Copy out each line in the material below that has the word "Applicant".

#### Data excerpts
'''

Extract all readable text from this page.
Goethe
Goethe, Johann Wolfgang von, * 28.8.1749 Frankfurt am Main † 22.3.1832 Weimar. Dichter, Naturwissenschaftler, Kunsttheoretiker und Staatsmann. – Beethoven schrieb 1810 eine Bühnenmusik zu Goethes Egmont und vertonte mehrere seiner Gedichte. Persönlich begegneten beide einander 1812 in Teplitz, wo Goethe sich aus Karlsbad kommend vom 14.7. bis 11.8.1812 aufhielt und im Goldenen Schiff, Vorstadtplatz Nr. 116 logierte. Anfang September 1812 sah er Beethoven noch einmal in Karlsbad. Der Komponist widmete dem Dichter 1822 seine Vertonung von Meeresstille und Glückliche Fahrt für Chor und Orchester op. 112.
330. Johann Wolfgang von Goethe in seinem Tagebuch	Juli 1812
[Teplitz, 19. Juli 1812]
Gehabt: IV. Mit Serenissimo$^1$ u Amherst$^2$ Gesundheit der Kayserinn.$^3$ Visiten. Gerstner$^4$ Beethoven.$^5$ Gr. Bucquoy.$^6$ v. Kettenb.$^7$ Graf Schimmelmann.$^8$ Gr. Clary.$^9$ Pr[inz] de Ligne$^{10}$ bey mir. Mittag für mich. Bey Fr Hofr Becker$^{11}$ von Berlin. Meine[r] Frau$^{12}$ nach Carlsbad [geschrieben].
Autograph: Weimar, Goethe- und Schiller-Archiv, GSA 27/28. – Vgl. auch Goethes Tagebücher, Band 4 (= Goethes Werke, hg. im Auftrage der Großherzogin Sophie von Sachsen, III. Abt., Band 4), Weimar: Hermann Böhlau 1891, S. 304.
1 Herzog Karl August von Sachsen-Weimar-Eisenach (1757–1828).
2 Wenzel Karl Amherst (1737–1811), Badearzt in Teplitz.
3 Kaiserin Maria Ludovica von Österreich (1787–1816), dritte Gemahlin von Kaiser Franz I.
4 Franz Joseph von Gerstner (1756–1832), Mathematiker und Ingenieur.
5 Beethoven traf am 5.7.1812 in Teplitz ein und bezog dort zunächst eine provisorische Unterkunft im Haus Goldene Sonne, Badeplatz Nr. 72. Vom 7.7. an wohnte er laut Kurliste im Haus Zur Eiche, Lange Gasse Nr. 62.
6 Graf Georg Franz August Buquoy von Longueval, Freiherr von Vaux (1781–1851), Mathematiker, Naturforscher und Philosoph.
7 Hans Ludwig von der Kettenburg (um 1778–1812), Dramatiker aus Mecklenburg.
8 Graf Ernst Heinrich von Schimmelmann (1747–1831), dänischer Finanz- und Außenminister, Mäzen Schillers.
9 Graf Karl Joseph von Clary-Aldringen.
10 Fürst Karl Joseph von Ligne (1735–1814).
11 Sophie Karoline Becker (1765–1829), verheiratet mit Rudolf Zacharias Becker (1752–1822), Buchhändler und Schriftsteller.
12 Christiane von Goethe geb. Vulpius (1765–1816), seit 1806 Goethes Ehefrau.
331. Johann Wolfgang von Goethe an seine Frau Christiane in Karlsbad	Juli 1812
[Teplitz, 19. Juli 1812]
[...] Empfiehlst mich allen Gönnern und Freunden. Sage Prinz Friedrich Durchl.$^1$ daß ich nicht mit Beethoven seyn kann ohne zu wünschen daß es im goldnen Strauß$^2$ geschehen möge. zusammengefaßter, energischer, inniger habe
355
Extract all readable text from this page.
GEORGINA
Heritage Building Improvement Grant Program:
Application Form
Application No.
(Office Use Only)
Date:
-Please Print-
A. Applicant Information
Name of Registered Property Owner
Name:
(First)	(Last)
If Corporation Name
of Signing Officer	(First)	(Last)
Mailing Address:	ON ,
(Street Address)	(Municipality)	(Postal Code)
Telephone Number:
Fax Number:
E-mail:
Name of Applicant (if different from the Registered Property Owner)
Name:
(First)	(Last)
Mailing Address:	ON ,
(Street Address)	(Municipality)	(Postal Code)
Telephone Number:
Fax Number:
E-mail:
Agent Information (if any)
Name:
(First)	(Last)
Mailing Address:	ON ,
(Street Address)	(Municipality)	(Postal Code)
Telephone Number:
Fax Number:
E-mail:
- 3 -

'''

#### EXERCISE RESULT
A. Applicant Information
Name of Applicant (if different from the Registered Property Owner)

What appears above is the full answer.